In the data below, find every line that has the string "MANAGEMENT", and copy it.

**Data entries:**
□ □ □
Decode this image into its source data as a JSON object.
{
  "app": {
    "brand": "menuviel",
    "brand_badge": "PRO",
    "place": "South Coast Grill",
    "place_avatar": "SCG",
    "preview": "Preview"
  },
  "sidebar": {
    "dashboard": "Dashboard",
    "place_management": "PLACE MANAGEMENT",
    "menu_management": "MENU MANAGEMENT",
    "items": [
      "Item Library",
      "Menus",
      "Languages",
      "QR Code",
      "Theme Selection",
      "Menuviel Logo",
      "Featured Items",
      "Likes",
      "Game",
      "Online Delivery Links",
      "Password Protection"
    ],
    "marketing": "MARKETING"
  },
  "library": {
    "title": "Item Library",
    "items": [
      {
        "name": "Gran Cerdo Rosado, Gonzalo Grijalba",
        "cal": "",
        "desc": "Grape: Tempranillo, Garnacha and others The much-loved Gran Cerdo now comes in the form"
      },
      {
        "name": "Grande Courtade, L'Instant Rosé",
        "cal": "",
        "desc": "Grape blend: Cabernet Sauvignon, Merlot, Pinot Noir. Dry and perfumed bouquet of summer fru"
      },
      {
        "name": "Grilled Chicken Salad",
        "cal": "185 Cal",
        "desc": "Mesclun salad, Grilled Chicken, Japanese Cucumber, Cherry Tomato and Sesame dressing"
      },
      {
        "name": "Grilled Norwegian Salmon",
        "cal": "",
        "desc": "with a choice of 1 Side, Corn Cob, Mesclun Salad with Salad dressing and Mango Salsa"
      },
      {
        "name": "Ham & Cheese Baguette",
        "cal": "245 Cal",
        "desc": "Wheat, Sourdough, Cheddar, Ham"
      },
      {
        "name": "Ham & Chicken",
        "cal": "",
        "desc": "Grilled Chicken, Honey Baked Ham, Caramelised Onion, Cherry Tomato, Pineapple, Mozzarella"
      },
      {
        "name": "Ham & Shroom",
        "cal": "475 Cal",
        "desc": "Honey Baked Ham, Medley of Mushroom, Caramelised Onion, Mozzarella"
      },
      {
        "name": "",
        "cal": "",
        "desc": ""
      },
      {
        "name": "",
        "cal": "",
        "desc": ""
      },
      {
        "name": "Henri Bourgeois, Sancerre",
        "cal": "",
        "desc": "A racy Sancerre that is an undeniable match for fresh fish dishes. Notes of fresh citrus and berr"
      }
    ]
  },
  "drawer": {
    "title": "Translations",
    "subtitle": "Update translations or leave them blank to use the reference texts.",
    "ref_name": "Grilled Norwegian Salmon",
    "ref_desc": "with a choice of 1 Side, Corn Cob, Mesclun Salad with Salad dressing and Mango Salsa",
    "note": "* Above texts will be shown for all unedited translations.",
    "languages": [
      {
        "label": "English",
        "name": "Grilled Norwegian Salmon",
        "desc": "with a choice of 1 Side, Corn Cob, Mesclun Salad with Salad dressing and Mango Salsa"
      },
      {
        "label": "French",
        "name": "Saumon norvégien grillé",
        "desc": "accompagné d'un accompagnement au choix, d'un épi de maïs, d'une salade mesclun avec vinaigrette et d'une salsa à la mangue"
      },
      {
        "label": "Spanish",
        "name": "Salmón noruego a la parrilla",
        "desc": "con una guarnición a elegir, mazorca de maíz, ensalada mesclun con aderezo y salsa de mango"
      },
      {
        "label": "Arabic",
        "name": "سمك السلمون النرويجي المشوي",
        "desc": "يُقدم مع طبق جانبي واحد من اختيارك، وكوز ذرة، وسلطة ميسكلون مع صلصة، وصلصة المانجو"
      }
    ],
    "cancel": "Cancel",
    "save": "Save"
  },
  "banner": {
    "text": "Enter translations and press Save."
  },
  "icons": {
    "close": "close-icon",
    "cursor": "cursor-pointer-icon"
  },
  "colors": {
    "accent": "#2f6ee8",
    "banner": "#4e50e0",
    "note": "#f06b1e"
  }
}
□ □ □
**Solution to this task:**
    "place_management": "PLACE MANAGEMENT",
    "menu_management": "MENU MANAGEMENT",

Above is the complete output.